◆ Task objective
Leave out the pictures and copy the remaining records exactly.

◆ Items
________________________

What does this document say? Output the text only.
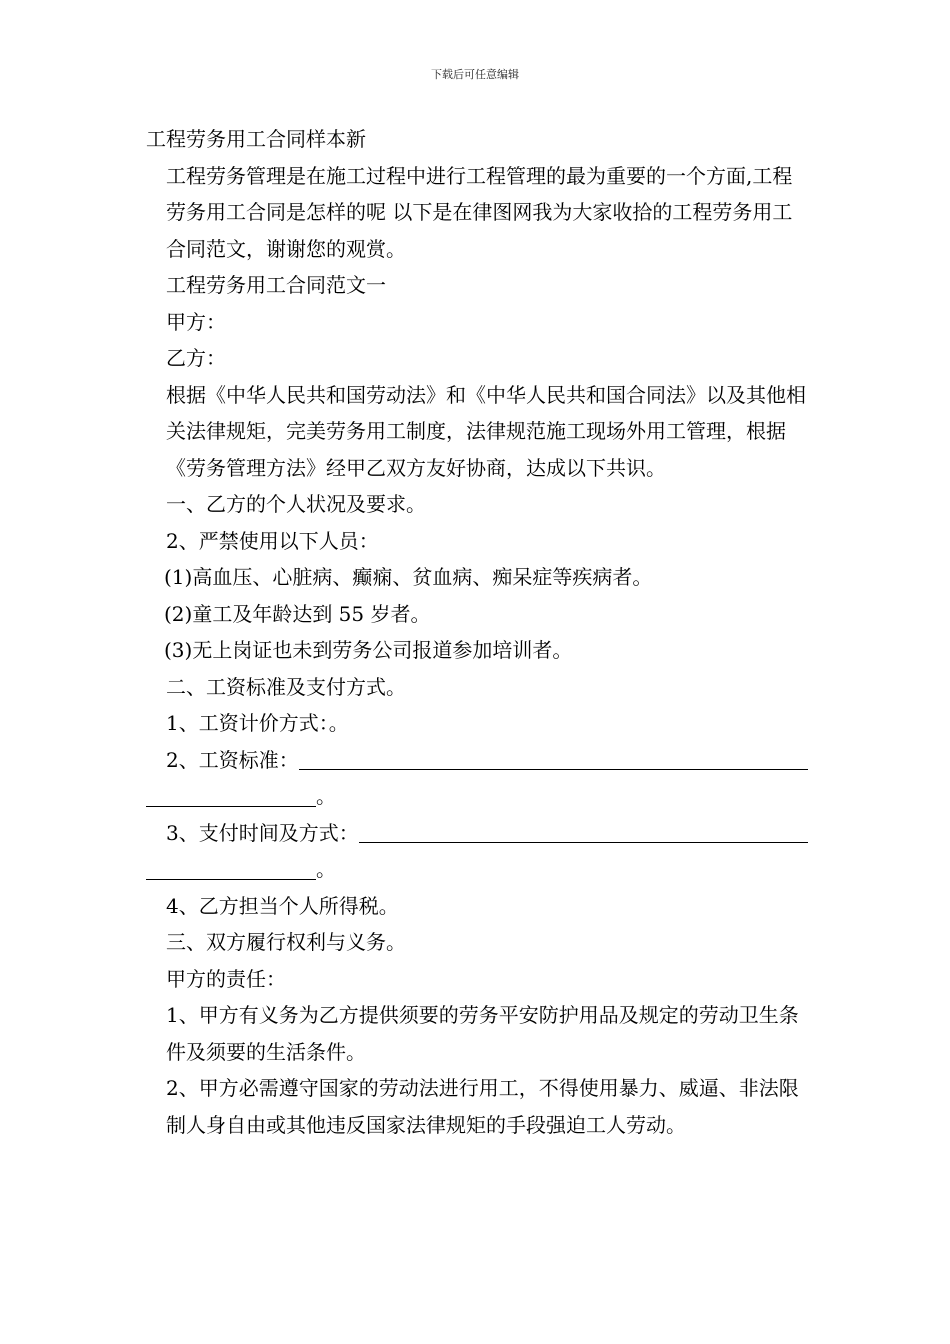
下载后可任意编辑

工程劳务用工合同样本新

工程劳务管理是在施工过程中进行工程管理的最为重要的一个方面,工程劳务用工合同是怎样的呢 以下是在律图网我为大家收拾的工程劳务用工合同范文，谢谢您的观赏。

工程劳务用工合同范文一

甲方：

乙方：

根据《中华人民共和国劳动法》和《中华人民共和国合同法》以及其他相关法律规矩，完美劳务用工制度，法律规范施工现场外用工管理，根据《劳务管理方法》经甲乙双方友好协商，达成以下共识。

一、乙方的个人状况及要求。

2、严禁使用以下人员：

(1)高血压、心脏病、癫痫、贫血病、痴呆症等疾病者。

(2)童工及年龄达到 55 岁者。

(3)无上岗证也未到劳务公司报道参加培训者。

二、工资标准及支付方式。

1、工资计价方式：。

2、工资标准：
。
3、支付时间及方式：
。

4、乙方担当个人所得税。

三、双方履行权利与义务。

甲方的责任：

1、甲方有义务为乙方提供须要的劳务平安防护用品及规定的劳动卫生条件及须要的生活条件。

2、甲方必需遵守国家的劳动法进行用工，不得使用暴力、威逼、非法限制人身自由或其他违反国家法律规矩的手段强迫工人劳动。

________________________

◆ Written reply
What does this document say? Output the text only.
下载后可任意编辑

工程劳务用工合同样本新

工程劳务管理是在施工过程中进行工程管理的最为重要的一个方面,工程劳务用工合同是怎样的呢 以下是在律图网我为大家收拾的工程劳务用工合同范文，谢谢您的观赏。

工程劳务用工合同范文一

甲方：

乙方：

根据《中华人民共和国劳动法》和《中华人民共和国合同法》以及其他相关法律规矩，完美劳务用工制度，法律规范施工现场外用工管理，根据《劳务管理方法》经甲乙双方友好协商，达成以下共识。

一、乙方的个人状况及要求。

2、严禁使用以下人员：

(1)高血压、心脏病、癫痫、贫血病、痴呆症等疾病者。

(2)童工及年龄达到 55 岁者。

(3)无上岗证也未到劳务公司报道参加培训者。

二、工资标准及支付方式。

1、工资计价方式：。

2、工资标准：
。
3、支付时间及方式：
。

4、乙方担当个人所得税。

三、双方履行权利与义务。

甲方的责任：

1、甲方有义务为乙方提供须要的劳务平安防护用品及规定的劳动卫生条件及须要的生活条件。

2、甲方必需遵守国家的劳动法进行用工，不得使用暴力、威逼、非法限制人身自由或其他违反国家法律规矩的手段强迫工人劳动。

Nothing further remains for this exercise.